What is being asked:
Each line of the listing must be transcribed exactly, except for the images, which should be excluded.

(Extracted data entries)
# # #

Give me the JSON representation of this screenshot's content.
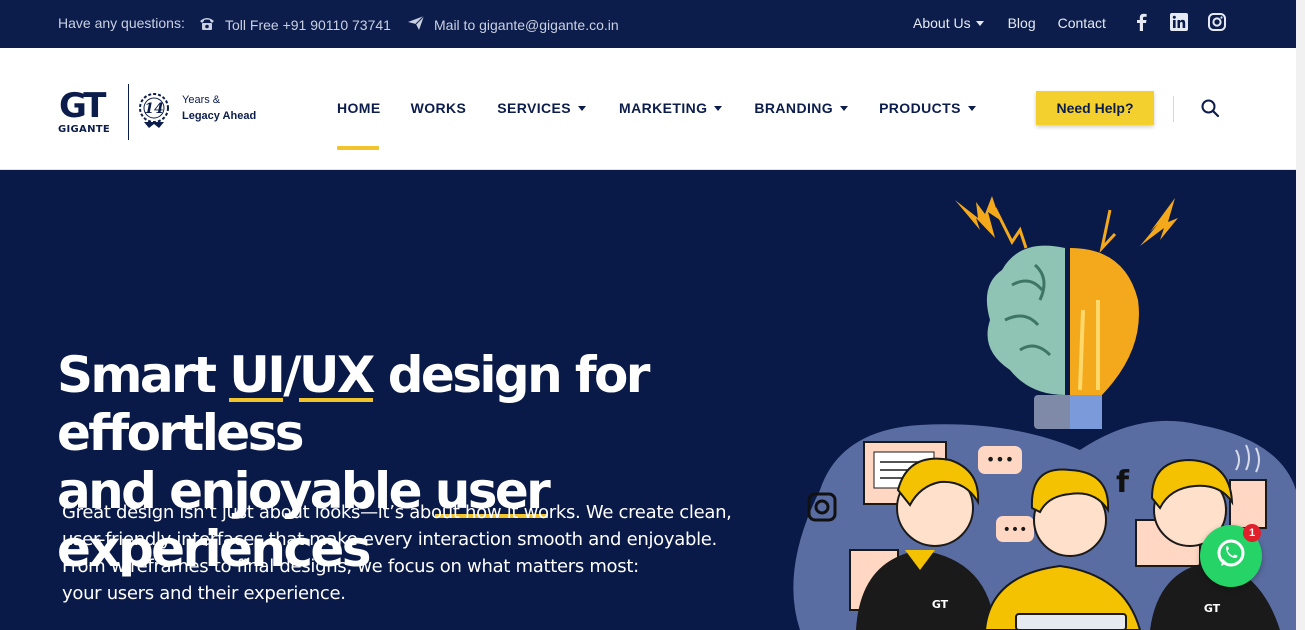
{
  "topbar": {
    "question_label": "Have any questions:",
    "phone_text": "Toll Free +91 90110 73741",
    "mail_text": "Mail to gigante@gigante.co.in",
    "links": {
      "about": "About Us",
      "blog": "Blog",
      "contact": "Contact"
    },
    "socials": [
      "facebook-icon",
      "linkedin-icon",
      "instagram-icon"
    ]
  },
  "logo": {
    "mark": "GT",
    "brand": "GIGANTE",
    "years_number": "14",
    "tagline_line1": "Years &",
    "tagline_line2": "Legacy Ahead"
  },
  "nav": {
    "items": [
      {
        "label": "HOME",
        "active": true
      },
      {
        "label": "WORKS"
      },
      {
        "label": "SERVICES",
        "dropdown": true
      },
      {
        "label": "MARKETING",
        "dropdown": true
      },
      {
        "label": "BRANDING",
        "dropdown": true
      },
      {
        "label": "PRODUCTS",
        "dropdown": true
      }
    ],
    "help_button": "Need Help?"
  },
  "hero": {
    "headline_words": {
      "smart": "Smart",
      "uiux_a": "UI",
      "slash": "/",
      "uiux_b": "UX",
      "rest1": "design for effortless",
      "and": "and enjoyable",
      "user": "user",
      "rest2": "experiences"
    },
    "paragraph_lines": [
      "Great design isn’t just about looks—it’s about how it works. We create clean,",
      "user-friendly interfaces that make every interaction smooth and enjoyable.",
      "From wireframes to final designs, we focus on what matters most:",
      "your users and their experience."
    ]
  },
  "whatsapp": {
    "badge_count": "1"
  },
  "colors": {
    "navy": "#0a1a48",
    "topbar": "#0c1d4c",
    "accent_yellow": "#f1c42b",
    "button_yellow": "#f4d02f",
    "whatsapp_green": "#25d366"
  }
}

# # #

Result of this exercise:
Give me the JSON representation of this screenshot's content.
{
  "topbar": {
    "question_label": "Have any questions:",
    "phone_text": "Toll Free +91 90110 73741",
    "mail_text": "Mail to gigante@gigante.co.in",
    "links": {
      "about": "About Us",
      "blog": "Blog",
      "contact": "Contact"
    },
    "socials": [
      "facebook-icon",
      "linkedin-icon",
      "instagram-icon"
    ]
  },
  "logo": {
    "mark": "GT",
    "brand": "GIGANTE",
    "years_number": "14",
    "tagline_line1": "Years &",
    "tagline_line2": "Legacy Ahead"
  },
  "nav": {
    "items": [
      {
        "label": "HOME",
        "active": true
      },
      {
        "label": "WORKS"
      },
      {
        "label": "SERVICES",
        "dropdown": true
      },
      {
        "label": "MARKETING",
        "dropdown": true
      },
      {
        "label": "BRANDING",
        "dropdown": true
      },
      {
        "label": "PRODUCTS",
        "dropdown": true
      }
    ],
    "help_button": "Need Help?"
  },
  "hero": {
    "headline_words": {
      "smart": "Smart",
      "uiux_a": "UI",
      "slash": "/",
      "uiux_b": "UX",
      "rest1": "design for effortless",
      "and": "and enjoyable",
      "user": "user",
      "rest2": "experiences"
    },
    "paragraph_lines": [
      "Great design isn’t just about looks—it’s about how it works. We create clean,",
      "user-friendly interfaces that make every interaction smooth and enjoyable.",
      "From wireframes to final designs, we focus on what matters most:",
      "your users and their experience."
    ]
  },
  "whatsapp": {
    "badge_count": "1"
  },
  "colors": {
    "navy": "#0a1a48",
    "topbar": "#0c1d4c",
    "accent_yellow": "#f1c42b",
    "button_yellow": "#f4d02f",
    "whatsapp_green": "#25d366"
  }
}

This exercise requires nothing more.